(Layout region records)
================================
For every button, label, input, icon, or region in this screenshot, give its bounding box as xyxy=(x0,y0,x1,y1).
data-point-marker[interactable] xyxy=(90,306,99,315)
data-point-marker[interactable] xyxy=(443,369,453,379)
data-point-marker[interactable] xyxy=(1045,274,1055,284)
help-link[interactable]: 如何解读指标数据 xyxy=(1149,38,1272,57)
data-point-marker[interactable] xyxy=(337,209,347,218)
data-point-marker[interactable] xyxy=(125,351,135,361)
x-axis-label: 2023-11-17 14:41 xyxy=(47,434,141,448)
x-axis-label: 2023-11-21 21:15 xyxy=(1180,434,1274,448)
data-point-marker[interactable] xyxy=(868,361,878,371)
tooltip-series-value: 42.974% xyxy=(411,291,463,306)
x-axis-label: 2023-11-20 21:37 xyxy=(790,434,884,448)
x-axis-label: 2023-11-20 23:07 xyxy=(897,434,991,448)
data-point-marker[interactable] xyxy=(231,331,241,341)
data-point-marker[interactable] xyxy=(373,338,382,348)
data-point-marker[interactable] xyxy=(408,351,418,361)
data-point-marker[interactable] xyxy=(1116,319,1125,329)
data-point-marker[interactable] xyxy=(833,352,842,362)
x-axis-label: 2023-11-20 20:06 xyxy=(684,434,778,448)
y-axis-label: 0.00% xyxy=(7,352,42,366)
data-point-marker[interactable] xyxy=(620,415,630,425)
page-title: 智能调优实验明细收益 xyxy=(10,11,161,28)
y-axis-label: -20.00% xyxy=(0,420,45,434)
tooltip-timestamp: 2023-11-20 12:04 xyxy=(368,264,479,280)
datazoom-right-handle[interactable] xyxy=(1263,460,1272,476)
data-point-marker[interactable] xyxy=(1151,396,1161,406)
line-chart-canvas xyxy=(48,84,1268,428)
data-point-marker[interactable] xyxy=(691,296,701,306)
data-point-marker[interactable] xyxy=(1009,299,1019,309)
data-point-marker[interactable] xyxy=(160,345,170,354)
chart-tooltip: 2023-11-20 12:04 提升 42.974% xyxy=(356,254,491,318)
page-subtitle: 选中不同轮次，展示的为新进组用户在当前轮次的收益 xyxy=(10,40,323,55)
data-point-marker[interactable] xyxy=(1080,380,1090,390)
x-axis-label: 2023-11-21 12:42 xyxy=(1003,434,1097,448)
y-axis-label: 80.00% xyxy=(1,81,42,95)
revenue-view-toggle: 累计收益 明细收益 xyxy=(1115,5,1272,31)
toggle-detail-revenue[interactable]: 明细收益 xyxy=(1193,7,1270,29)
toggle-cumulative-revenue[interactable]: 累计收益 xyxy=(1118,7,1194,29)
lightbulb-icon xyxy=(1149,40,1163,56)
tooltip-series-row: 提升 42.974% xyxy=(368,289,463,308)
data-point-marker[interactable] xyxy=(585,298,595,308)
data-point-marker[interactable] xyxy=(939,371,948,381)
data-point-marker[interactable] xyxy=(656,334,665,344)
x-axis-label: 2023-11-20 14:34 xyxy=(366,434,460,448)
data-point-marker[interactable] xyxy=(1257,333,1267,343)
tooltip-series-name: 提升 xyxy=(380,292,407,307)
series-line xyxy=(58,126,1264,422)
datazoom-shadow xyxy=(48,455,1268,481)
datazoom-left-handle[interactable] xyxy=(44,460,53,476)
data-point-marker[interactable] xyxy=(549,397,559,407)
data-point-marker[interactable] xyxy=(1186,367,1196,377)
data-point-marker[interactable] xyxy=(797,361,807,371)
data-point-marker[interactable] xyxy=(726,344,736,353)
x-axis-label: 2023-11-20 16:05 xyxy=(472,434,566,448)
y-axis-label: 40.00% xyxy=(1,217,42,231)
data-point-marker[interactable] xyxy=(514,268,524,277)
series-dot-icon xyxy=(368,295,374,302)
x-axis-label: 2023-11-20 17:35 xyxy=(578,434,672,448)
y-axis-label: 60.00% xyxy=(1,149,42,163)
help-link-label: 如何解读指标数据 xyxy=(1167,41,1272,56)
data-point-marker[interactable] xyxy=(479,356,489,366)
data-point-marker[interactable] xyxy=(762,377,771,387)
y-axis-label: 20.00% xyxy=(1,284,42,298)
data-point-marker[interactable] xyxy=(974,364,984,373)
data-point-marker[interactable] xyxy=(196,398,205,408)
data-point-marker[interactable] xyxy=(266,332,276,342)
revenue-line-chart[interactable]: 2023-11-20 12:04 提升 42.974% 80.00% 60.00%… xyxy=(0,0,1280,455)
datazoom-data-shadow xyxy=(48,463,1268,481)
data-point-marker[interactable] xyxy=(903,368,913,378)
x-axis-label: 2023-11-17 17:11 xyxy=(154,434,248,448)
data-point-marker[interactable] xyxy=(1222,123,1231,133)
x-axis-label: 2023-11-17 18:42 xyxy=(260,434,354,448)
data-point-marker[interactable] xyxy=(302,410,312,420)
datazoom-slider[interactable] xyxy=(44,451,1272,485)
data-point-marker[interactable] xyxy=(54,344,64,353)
================================
_What the exercise asks_.
Convert all of the data above into a Markdown table with the columns Row and Line, putting a running row number in Row and each line in Line, with blank lines omitted.

_Correct output_.
| Row | Line |
|---|---|
| 1 | For every button, label, input, icon, or region in this screenshot, give its bounding box as xyxy=(x0,y0,x1,y1). |
| 2 | data-point-marker[interactable] xyxy=(90,306,99,315) |
| 3 | data-point-marker[interactable] xyxy=(443,369,453,379) |
| 4 | data-point-marker[interactable] xyxy=(1045,274,1055,284) |
| 5 | help-link[interactable]: 如何解读指标数据 xyxy=(1149,38,1272,57) |
| 6 | data-point-marker[interactable] xyxy=(337,209,347,218) |
| 7 | data-point-marker[interactable] xyxy=(125,351,135,361) |
| 8 | x-axis-label: 2023-11-17 14:41 xyxy=(47,434,141,448) |
| 9 | x-axis-label: 2023-11-21 21:15 xyxy=(1180,434,1274,448) |
| 10 | data-point-marker[interactable] xyxy=(868,361,878,371) |
| 11 | tooltip-series-value: 42.974% xyxy=(411,291,463,306) |
| 12 | x-axis-label: 2023-11-20 21:37 xyxy=(790,434,884,448) |
| 13 | x-axis-label: 2023-11-20 23:07 xyxy=(897,434,991,448) |
| 14 | data-point-marker[interactable] xyxy=(231,331,241,341) |
| 15 | data-point-marker[interactable] xyxy=(373,338,382,348) |
| 16 | data-point-marker[interactable] xyxy=(408,351,418,361) |
| 17 | data-point-marker[interactable] xyxy=(1116,319,1125,329) |
| 18 | data-point-marker[interactable] xyxy=(833,352,842,362) |
| 19 | x-axis-label: 2023-11-20 20:06 xyxy=(684,434,778,448) |
| 20 | y-axis-label: 0.00% xyxy=(7,352,42,366) |
| 21 | data-point-marker[interactable] xyxy=(620,415,630,425) |
| 22 | page-title: 智能调优实验明细收益 xyxy=(10,11,161,28) |
| 23 | y-axis-label: -20.00% xyxy=(0,420,45,434) |
| 24 | tooltip-timestamp: 2023-11-20 12:04 xyxy=(368,264,479,280) |
| 25 | datazoom-right-handle[interactable] xyxy=(1263,460,1272,476) |
| 26 | data-point-marker[interactable] xyxy=(1151,396,1161,406) |
| 27 | line-chart-canvas xyxy=(48,84,1268,428) |
| 28 | data-point-marker[interactable] xyxy=(691,296,701,306) |
| 29 | data-point-marker[interactable] xyxy=(1009,299,1019,309) |
| 30 | data-point-marker[interactable] xyxy=(160,345,170,354) |
| 31 | chart-tooltip: 2023-11-20 12:04 提升 42.974% xyxy=(356,254,491,318) |
| 32 | page-subtitle: 选中不同轮次，展示的为新进组用户在当前轮次的收益 xyxy=(10,40,323,55) |
| 33 | data-point-marker[interactable] xyxy=(1080,380,1090,390) |
| 34 | x-axis-label: 2023-11-21 12:42 xyxy=(1003,434,1097,448) |
| 35 | y-axis-label: 80.00% xyxy=(1,81,42,95) |
| 36 | revenue-view-toggle: 累计收益 明细收益 xyxy=(1115,5,1272,31) |
| 37 | toggle-detail-revenue[interactable]: 明细收益 xyxy=(1193,7,1270,29) |
| 38 | toggle-cumulative-revenue[interactable]: 累计收益 xyxy=(1118,7,1194,29) |
| 39 | lightbulb-icon xyxy=(1149,40,1163,56) |
| 40 | tooltip-series-row: 提升 42.974% xyxy=(368,289,463,308) |
| 41 | data-point-marker[interactable] xyxy=(585,298,595,308) |
| 42 | data-point-marker[interactable] xyxy=(939,371,948,381) |
| 43 | data-point-marker[interactable] xyxy=(656,334,665,344) |
| 44 | x-axis-label: 2023-11-20 14:34 xyxy=(366,434,460,448) |
| 45 | data-point-marker[interactable] xyxy=(1257,333,1267,343) |
| 46 | tooltip-series-name: 提升 xyxy=(380,292,407,307) |
| 47 | series-line xyxy=(58,126,1264,422) |
| 48 | datazoom-shadow xyxy=(48,455,1268,481) |
| 49 | datazoom-left-handle[interactable] xyxy=(44,460,53,476) |
| 50 | data-point-marker[interactable] xyxy=(549,397,559,407) |
| 51 | data-point-marker[interactable] xyxy=(1186,367,1196,377) |
| 52 | data-point-marker[interactable] xyxy=(797,361,807,371) |
| 53 | data-point-marker[interactable] xyxy=(726,344,736,353) |
| 54 | x-axis-label: 2023-11-20 16:05 xyxy=(472,434,566,448) |
| 55 | y-axis-label: 40.00% xyxy=(1,217,42,231) |
| 56 | data-point-marker[interactable] xyxy=(514,268,524,277) |
| 57 | series-dot-icon xyxy=(368,295,374,302) |
| 58 | x-axis-label: 2023-11-20 17:35 xyxy=(578,434,672,448) |
| 59 | y-axis-label: 60.00% xyxy=(1,149,42,163) |
| 60 | help-link-label: 如何解读指标数据 xyxy=(1167,41,1272,56) |
| 61 | data-point-marker[interactable] xyxy=(479,356,489,366) |
| 62 | data-point-marker[interactable] xyxy=(762,377,771,387) |
| 63 | y-axis-label: 20.00% xyxy=(1,284,42,298) |
| 64 | data-point-marker[interactable] xyxy=(974,364,984,373) |
| 65 | data-point-marker[interactable] xyxy=(196,398,205,408) |
| 66 | data-point-marker[interactable] xyxy=(266,332,276,342) |
| 67 | revenue-line-chart[interactable]: 2023-11-20 12:04 提升 42.974% 80.00% 60.00%… xyxy=(0,0,1280,455) |
| 68 | datazoom-data-shadow xyxy=(48,463,1268,481) |
| 69 | data-point-marker[interactable] xyxy=(903,368,913,378) |
| 70 | x-axis-label: 2023-11-17 17:11 xyxy=(154,434,248,448) |
| 71 | data-point-marker[interactable] xyxy=(1222,123,1231,133) |
| 72 | x-axis-label: 2023-11-17 18:42 xyxy=(260,434,354,448) |
| 73 | data-point-marker[interactable] xyxy=(302,410,312,420) |
| 74 | datazoom-slider[interactable] xyxy=(44,451,1272,485) |
| 75 | data-point-marker[interactable] xyxy=(54,344,64,353) |